──────── DATA LISTING

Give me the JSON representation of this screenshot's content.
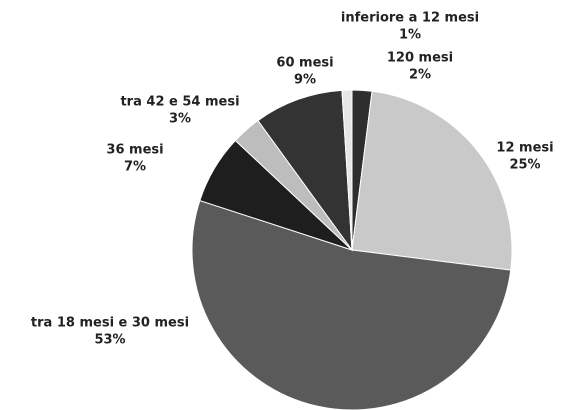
{
  "chart_data": {
    "type": "pie",
    "categories": [
      "120 mesi",
      "12 mesi",
      "tra 18 mesi e 30 mesi",
      "36 mesi",
      "tra 42 e 54 mesi",
      "60 mesi",
      "inferiore a 12 mesi"
    ],
    "values": [
      2,
      25,
      53,
      7,
      3,
      9,
      1
    ],
    "value_labels": [
      "2%",
      "25%",
      "53%",
      "7%",
      "3%",
      "9%",
      "1%"
    ],
    "colors": [
      "#2e2e2e",
      "#c9c9c9",
      "#5a5a5a",
      "#1e1e1e",
      "#bdbdbd",
      "#333333",
      "#e6e6e6"
    ]
  }
}
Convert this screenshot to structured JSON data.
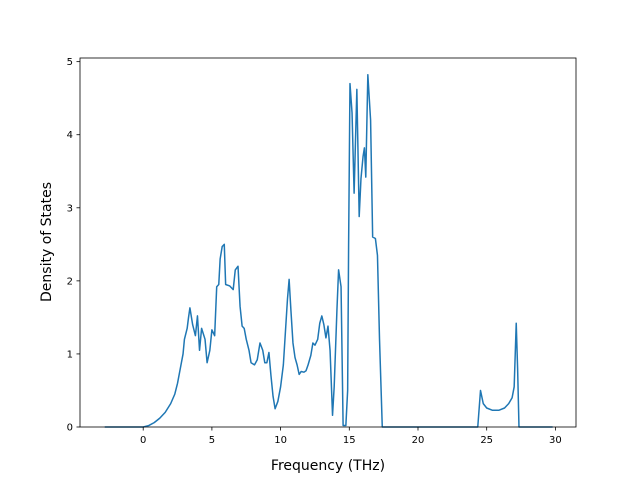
{
  "chart_data": {
    "type": "line",
    "title": "",
    "xlabel": "Frequency (THz)",
    "ylabel": "Density of States",
    "xlim": [
      -4.6,
      31.5
    ],
    "ylim": [
      0,
      5.05
    ],
    "xticks": [
      0,
      5,
      10,
      15,
      20,
      25,
      30
    ],
    "xtick_labels": [
      "0",
      "5",
      "10",
      "15",
      "20",
      "25",
      "30"
    ],
    "yticks": [
      0,
      1,
      2,
      3,
      4,
      5
    ],
    "ytick_labels": [
      "0",
      "1",
      "2",
      "3",
      "4",
      "5"
    ],
    "grid": false,
    "series": [
      {
        "name": "",
        "color": "#1f77b4",
        "points": [
          [
            -2.8,
            0
          ],
          [
            0,
            0
          ],
          [
            0.4,
            0.02
          ],
          [
            0.8,
            0.06
          ],
          [
            1.2,
            0.12
          ],
          [
            1.6,
            0.2
          ],
          [
            2.0,
            0.32
          ],
          [
            2.3,
            0.45
          ],
          [
            2.5,
            0.6
          ],
          [
            2.7,
            0.8
          ],
          [
            2.9,
            1.0
          ],
          [
            3.0,
            1.2
          ],
          [
            3.2,
            1.35
          ],
          [
            3.3,
            1.5
          ],
          [
            3.4,
            1.63
          ],
          [
            3.6,
            1.4
          ],
          [
            3.8,
            1.25
          ],
          [
            3.95,
            1.52
          ],
          [
            4.1,
            1.05
          ],
          [
            4.25,
            1.35
          ],
          [
            4.5,
            1.2
          ],
          [
            4.65,
            0.88
          ],
          [
            4.85,
            1.05
          ],
          [
            5.0,
            1.33
          ],
          [
            5.2,
            1.25
          ],
          [
            5.35,
            1.92
          ],
          [
            5.5,
            1.95
          ],
          [
            5.6,
            2.3
          ],
          [
            5.75,
            2.47
          ],
          [
            5.9,
            2.5
          ],
          [
            6.0,
            1.95
          ],
          [
            6.3,
            1.93
          ],
          [
            6.55,
            1.88
          ],
          [
            6.7,
            2.15
          ],
          [
            6.9,
            2.2
          ],
          [
            7.05,
            1.65
          ],
          [
            7.2,
            1.38
          ],
          [
            7.35,
            1.35
          ],
          [
            7.5,
            1.2
          ],
          [
            7.7,
            1.05
          ],
          [
            7.85,
            0.88
          ],
          [
            8.1,
            0.85
          ],
          [
            8.3,
            0.92
          ],
          [
            8.5,
            1.15
          ],
          [
            8.7,
            1.05
          ],
          [
            8.85,
            0.88
          ],
          [
            9.0,
            0.88
          ],
          [
            9.15,
            1.02
          ],
          [
            9.3,
            0.7
          ],
          [
            9.45,
            0.42
          ],
          [
            9.6,
            0.25
          ],
          [
            9.8,
            0.35
          ],
          [
            10.0,
            0.55
          ],
          [
            10.2,
            0.85
          ],
          [
            10.35,
            1.3
          ],
          [
            10.5,
            1.75
          ],
          [
            10.62,
            2.02
          ],
          [
            10.75,
            1.6
          ],
          [
            10.9,
            1.15
          ],
          [
            11.05,
            0.95
          ],
          [
            11.2,
            0.85
          ],
          [
            11.35,
            0.72
          ],
          [
            11.5,
            0.76
          ],
          [
            11.7,
            0.75
          ],
          [
            11.85,
            0.77
          ],
          [
            12.0,
            0.85
          ],
          [
            12.2,
            0.98
          ],
          [
            12.35,
            1.15
          ],
          [
            12.5,
            1.12
          ],
          [
            12.7,
            1.2
          ],
          [
            12.85,
            1.42
          ],
          [
            13.0,
            1.52
          ],
          [
            13.15,
            1.4
          ],
          [
            13.3,
            1.22
          ],
          [
            13.45,
            1.38
          ],
          [
            13.6,
            1.05
          ],
          [
            13.78,
            0.16
          ],
          [
            13.9,
            0.55
          ],
          [
            14.1,
            1.6
          ],
          [
            14.22,
            2.15
          ],
          [
            14.4,
            1.92
          ],
          [
            14.55,
            0.02
          ],
          [
            14.75,
            0.02
          ],
          [
            14.88,
            0.5
          ],
          [
            14.95,
            2.5
          ],
          [
            15.05,
            4.7
          ],
          [
            15.2,
            4.3
          ],
          [
            15.35,
            3.2
          ],
          [
            15.55,
            4.62
          ],
          [
            15.72,
            2.88
          ],
          [
            15.85,
            3.4
          ],
          [
            16.0,
            3.7
          ],
          [
            16.1,
            3.82
          ],
          [
            16.2,
            3.42
          ],
          [
            16.35,
            4.82
          ],
          [
            16.55,
            4.2
          ],
          [
            16.7,
            2.6
          ],
          [
            16.9,
            2.58
          ],
          [
            17.05,
            2.35
          ],
          [
            17.2,
            1.2
          ],
          [
            17.4,
            0
          ],
          [
            24.35,
            0
          ],
          [
            24.55,
            0.5
          ],
          [
            24.75,
            0.32
          ],
          [
            25.0,
            0.26
          ],
          [
            25.4,
            0.23
          ],
          [
            25.9,
            0.23
          ],
          [
            26.3,
            0.26
          ],
          [
            26.6,
            0.32
          ],
          [
            26.85,
            0.4
          ],
          [
            27.0,
            0.55
          ],
          [
            27.15,
            1.42
          ],
          [
            27.25,
            0.8
          ],
          [
            27.35,
            0
          ],
          [
            29.8,
            0
          ]
        ]
      }
    ]
  }
}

────────────────

### WHAT YOU ARE ASKED TO DO
Transcribe the whole listing, character for character, but not its images.

### WRITTEN SOLUTION
Give me the JSON representation of this screenshot's content.
{
  "chart_data": {
    "type": "pie",
    "categories": [
      "120 mesi",
      "12 mesi",
      "tra 18 mesi e 30 mesi",
      "36 mesi",
      "tra 42 e 54 mesi",
      "60 mesi",
      "inferiore a 12 mesi"
    ],
    "values": [
      2,
      25,
      53,
      7,
      3,
      9,
      1
    ],
    "value_labels": [
      "2%",
      "25%",
      "53%",
      "7%",
      "3%",
      "9%",
      "1%"
    ],
    "colors": [
      "#2e2e2e",
      "#c9c9c9",
      "#5a5a5a",
      "#1e1e1e",
      "#bdbdbd",
      "#333333",
      "#e6e6e6"
    ]
  }
}
Convert this screenshot to structured JSON data.
{
  "chart_data": {
    "type": "line",
    "title": "",
    "xlabel": "Frequency (THz)",
    "ylabel": "Density of States",
    "xlim": [
      -4.6,
      31.5
    ],
    "ylim": [
      0,
      5.05
    ],
    "xticks": [
      0,
      5,
      10,
      15,
      20,
      25,
      30
    ],
    "xtick_labels": [
      "0",
      "5",
      "10",
      "15",
      "20",
      "25",
      "30"
    ],
    "yticks": [
      0,
      1,
      2,
      3,
      4,
      5
    ],
    "ytick_labels": [
      "0",
      "1",
      "2",
      "3",
      "4",
      "5"
    ],
    "grid": false,
    "series": [
      {
        "name": "",
        "color": "#1f77b4",
        "points": [
          [
            -2.8,
            0
          ],
          [
            0,
            0
          ],
          [
            0.4,
            0.02
          ],
          [
            0.8,
            0.06
          ],
          [
            1.2,
            0.12
          ],
          [
            1.6,
            0.2
          ],
          [
            2.0,
            0.32
          ],
          [
            2.3,
            0.45
          ],
          [
            2.5,
            0.6
          ],
          [
            2.7,
            0.8
          ],
          [
            2.9,
            1.0
          ],
          [
            3.0,
            1.2
          ],
          [
            3.2,
            1.35
          ],
          [
            3.3,
            1.5
          ],
          [
            3.4,
            1.63
          ],
          [
            3.6,
            1.4
          ],
          [
            3.8,
            1.25
          ],
          [
            3.95,
            1.52
          ],
          [
            4.1,
            1.05
          ],
          [
            4.25,
            1.35
          ],
          [
            4.5,
            1.2
          ],
          [
            4.65,
            0.88
          ],
          [
            4.85,
            1.05
          ],
          [
            5.0,
            1.33
          ],
          [
            5.2,
            1.25
          ],
          [
            5.35,
            1.92
          ],
          [
            5.5,
            1.95
          ],
          [
            5.6,
            2.3
          ],
          [
            5.75,
            2.47
          ],
          [
            5.9,
            2.5
          ],
          [
            6.0,
            1.95
          ],
          [
            6.3,
            1.93
          ],
          [
            6.55,
            1.88
          ],
          [
            6.7,
            2.15
          ],
          [
            6.9,
            2.2
          ],
          [
            7.05,
            1.65
          ],
          [
            7.2,
            1.38
          ],
          [
            7.35,
            1.35
          ],
          [
            7.5,
            1.2
          ],
          [
            7.7,
            1.05
          ],
          [
            7.85,
            0.88
          ],
          [
            8.1,
            0.85
          ],
          [
            8.3,
            0.92
          ],
          [
            8.5,
            1.15
          ],
          [
            8.7,
            1.05
          ],
          [
            8.85,
            0.88
          ],
          [
            9.0,
            0.88
          ],
          [
            9.15,
            1.02
          ],
          [
            9.3,
            0.7
          ],
          [
            9.45,
            0.42
          ],
          [
            9.6,
            0.25
          ],
          [
            9.8,
            0.35
          ],
          [
            10.0,
            0.55
          ],
          [
            10.2,
            0.85
          ],
          [
            10.35,
            1.3
          ],
          [
            10.5,
            1.75
          ],
          [
            10.62,
            2.02
          ],
          [
            10.75,
            1.6
          ],
          [
            10.9,
            1.15
          ],
          [
            11.05,
            0.95
          ],
          [
            11.2,
            0.85
          ],
          [
            11.35,
            0.72
          ],
          [
            11.5,
            0.76
          ],
          [
            11.7,
            0.75
          ],
          [
            11.85,
            0.77
          ],
          [
            12.0,
            0.85
          ],
          [
            12.2,
            0.98
          ],
          [
            12.35,
            1.15
          ],
          [
            12.5,
            1.12
          ],
          [
            12.7,
            1.2
          ],
          [
            12.85,
            1.42
          ],
          [
            13.0,
            1.52
          ],
          [
            13.15,
            1.4
          ],
          [
            13.3,
            1.22
          ],
          [
            13.45,
            1.38
          ],
          [
            13.6,
            1.05
          ],
          [
            13.78,
            0.16
          ],
          [
            13.9,
            0.55
          ],
          [
            14.1,
            1.6
          ],
          [
            14.22,
            2.15
          ],
          [
            14.4,
            1.92
          ],
          [
            14.55,
            0.02
          ],
          [
            14.75,
            0.02
          ],
          [
            14.88,
            0.5
          ],
          [
            14.95,
            2.5
          ],
          [
            15.05,
            4.7
          ],
          [
            15.2,
            4.3
          ],
          [
            15.35,
            3.2
          ],
          [
            15.55,
            4.62
          ],
          [
            15.72,
            2.88
          ],
          [
            15.85,
            3.4
          ],
          [
            16.0,
            3.7
          ],
          [
            16.1,
            3.82
          ],
          [
            16.2,
            3.42
          ],
          [
            16.35,
            4.82
          ],
          [
            16.55,
            4.2
          ],
          [
            16.7,
            2.6
          ],
          [
            16.9,
            2.58
          ],
          [
            17.05,
            2.35
          ],
          [
            17.2,
            1.2
          ],
          [
            17.4,
            0
          ],
          [
            24.35,
            0
          ],
          [
            24.55,
            0.5
          ],
          [
            24.75,
            0.32
          ],
          [
            25.0,
            0.26
          ],
          [
            25.4,
            0.23
          ],
          [
            25.9,
            0.23
          ],
          [
            26.3,
            0.26
          ],
          [
            26.6,
            0.32
          ],
          [
            26.85,
            0.4
          ],
          [
            27.0,
            0.55
          ],
          [
            27.15,
            1.42
          ],
          [
            27.25,
            0.8
          ],
          [
            27.35,
            0
          ],
          [
            29.8,
            0
          ]
        ]
      }
    ]
  }
}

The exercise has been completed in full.